═════ INFORMATION SHOWN ═════
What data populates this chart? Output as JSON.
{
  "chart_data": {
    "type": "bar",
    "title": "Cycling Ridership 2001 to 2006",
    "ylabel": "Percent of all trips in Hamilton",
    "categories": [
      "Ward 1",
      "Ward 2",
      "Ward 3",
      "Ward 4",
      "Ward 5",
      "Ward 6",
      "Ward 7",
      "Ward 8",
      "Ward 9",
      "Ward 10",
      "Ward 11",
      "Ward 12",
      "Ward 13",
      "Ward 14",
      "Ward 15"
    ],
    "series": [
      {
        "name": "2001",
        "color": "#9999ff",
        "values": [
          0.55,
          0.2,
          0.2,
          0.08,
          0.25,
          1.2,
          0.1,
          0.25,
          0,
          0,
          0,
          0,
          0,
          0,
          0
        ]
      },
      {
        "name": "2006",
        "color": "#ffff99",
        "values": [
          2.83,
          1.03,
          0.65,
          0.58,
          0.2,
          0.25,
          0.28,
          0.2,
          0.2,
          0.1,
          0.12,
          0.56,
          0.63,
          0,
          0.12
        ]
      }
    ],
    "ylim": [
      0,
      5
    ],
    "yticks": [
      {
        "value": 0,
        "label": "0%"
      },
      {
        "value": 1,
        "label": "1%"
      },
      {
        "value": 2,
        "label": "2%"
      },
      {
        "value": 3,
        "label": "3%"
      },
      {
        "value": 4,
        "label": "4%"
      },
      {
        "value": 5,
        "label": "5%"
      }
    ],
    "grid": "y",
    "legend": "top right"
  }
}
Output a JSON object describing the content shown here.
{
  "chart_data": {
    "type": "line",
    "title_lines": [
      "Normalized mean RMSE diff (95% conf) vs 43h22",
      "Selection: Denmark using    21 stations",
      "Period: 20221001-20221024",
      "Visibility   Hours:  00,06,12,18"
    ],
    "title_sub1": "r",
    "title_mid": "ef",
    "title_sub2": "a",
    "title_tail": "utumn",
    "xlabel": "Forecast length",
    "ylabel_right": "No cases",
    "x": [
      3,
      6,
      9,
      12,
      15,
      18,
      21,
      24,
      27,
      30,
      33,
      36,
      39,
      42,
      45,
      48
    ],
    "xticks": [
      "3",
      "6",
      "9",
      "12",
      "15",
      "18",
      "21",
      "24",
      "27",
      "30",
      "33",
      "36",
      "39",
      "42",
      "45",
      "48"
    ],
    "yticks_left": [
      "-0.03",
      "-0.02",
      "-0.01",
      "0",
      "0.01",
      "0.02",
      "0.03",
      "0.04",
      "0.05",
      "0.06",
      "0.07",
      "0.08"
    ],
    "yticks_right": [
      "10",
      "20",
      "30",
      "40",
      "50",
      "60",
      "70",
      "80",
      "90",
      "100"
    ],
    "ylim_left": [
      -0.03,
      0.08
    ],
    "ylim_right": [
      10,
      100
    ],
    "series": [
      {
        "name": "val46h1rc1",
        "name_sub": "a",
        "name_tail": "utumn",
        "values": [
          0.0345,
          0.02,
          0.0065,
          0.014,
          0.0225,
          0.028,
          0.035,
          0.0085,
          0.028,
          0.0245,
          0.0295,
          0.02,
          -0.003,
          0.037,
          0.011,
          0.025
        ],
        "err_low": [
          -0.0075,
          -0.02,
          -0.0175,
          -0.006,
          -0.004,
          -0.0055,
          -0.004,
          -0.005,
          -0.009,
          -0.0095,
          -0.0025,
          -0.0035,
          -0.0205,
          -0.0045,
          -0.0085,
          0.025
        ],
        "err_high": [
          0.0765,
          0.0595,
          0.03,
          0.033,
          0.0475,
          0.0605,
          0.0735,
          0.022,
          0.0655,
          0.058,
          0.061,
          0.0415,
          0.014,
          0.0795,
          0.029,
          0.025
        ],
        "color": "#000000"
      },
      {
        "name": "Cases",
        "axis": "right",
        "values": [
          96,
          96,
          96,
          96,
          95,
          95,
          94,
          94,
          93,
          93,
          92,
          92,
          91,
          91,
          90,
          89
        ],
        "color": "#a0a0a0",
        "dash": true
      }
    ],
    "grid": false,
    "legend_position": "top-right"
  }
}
═════
## [WHAT IS EXPECTED]
Repeat the data above, word for word.

## [SOLUTION BELOW]
What data populates this chart? Output as JSON.
{
  "chart_data": {
    "type": "bar",
    "title": "Cycling Ridership 2001 to 2006",
    "ylabel": "Percent of all trips in Hamilton",
    "categories": [
      "Ward 1",
      "Ward 2",
      "Ward 3",
      "Ward 4",
      "Ward 5",
      "Ward 6",
      "Ward 7",
      "Ward 8",
      "Ward 9",
      "Ward 10",
      "Ward 11",
      "Ward 12",
      "Ward 13",
      "Ward 14",
      "Ward 15"
    ],
    "series": [
      {
        "name": "2001",
        "color": "#9999ff",
        "values": [
          0.55,
          0.2,
          0.2,
          0.08,
          0.25,
          1.2,
          0.1,
          0.25,
          0,
          0,
          0,
          0,
          0,
          0,
          0
        ]
      },
      {
        "name": "2006",
        "color": "#ffff99",
        "values": [
          2.83,
          1.03,
          0.65,
          0.58,
          0.2,
          0.25,
          0.28,
          0.2,
          0.2,
          0.1,
          0.12,
          0.56,
          0.63,
          0,
          0.12
        ]
      }
    ],
    "ylim": [
      0,
      5
    ],
    "yticks": [
      {
        "value": 0,
        "label": "0%"
      },
      {
        "value": 1,
        "label": "1%"
      },
      {
        "value": 2,
        "label": "2%"
      },
      {
        "value": 3,
        "label": "3%"
      },
      {
        "value": 4,
        "label": "4%"
      },
      {
        "value": 5,
        "label": "5%"
      }
    ],
    "grid": "y",
    "legend": "top right"
  }
}
Output a JSON object describing the content shown here.
{
  "chart_data": {
    "type": "line",
    "title_lines": [
      "Normalized mean RMSE diff (95% conf) vs 43h22",
      "Selection: Denmark using    21 stations",
      "Period: 20221001-20221024",
      "Visibility   Hours:  00,06,12,18"
    ],
    "title_sub1": "r",
    "title_mid": "ef",
    "title_sub2": "a",
    "title_tail": "utumn",
    "xlabel": "Forecast length",
    "ylabel_right": "No cases",
    "x": [
      3,
      6,
      9,
      12,
      15,
      18,
      21,
      24,
      27,
      30,
      33,
      36,
      39,
      42,
      45,
      48
    ],
    "xticks": [
      "3",
      "6",
      "9",
      "12",
      "15",
      "18",
      "21",
      "24",
      "27",
      "30",
      "33",
      "36",
      "39",
      "42",
      "45",
      "48"
    ],
    "yticks_left": [
      "-0.03",
      "-0.02",
      "-0.01",
      "0",
      "0.01",
      "0.02",
      "0.03",
      "0.04",
      "0.05",
      "0.06",
      "0.07",
      "0.08"
    ],
    "yticks_right": [
      "10",
      "20",
      "30",
      "40",
      "50",
      "60",
      "70",
      "80",
      "90",
      "100"
    ],
    "ylim_left": [
      -0.03,
      0.08
    ],
    "ylim_right": [
      10,
      100
    ],
    "series": [
      {
        "name": "val46h1rc1",
        "name_sub": "a",
        "name_tail": "utumn",
        "values": [
          0.0345,
          0.02,
          0.0065,
          0.014,
          0.0225,
          0.028,
          0.035,
          0.0085,
          0.028,
          0.0245,
          0.0295,
          0.02,
          -0.003,
          0.037,
          0.011,
          0.025
        ],
        "err_low": [
          -0.0075,
          -0.02,
          -0.0175,
          -0.006,
          -0.004,
          -0.0055,
          -0.004,
          -0.005,
          -0.009,
          -0.0095,
          -0.0025,
          -0.0035,
          -0.0205,
          -0.0045,
          -0.0085,
          0.025
        ],
        "err_high": [
          0.0765,
          0.0595,
          0.03,
          0.033,
          0.0475,
          0.0605,
          0.0735,
          0.022,
          0.0655,
          0.058,
          0.061,
          0.0415,
          0.014,
          0.0795,
          0.029,
          0.025
        ],
        "color": "#000000"
      },
      {
        "name": "Cases",
        "axis": "right",
        "values": [
          96,
          96,
          96,
          96,
          95,
          95,
          94,
          94,
          93,
          93,
          92,
          92,
          91,
          91,
          90,
          89
        ],
        "color": "#a0a0a0",
        "dash": true
      }
    ],
    "grid": false,
    "legend_position": "top-right"
  }
}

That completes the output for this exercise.